All of the material below is to be returned exactly.

########

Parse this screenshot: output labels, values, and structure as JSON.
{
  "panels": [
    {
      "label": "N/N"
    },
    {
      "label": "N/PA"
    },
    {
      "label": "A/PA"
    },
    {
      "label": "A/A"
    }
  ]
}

########

→ Answer to this task:
Parse this screenshot: output labels, values, and structure as JSON.
{
  "panels": [
    {
      "label": "N/N"
    },
    {
      "label": "N/PA"
    },
    {
      "label": "A/PA"
    },
    {
      "label": "A/A"
    }
  ]
}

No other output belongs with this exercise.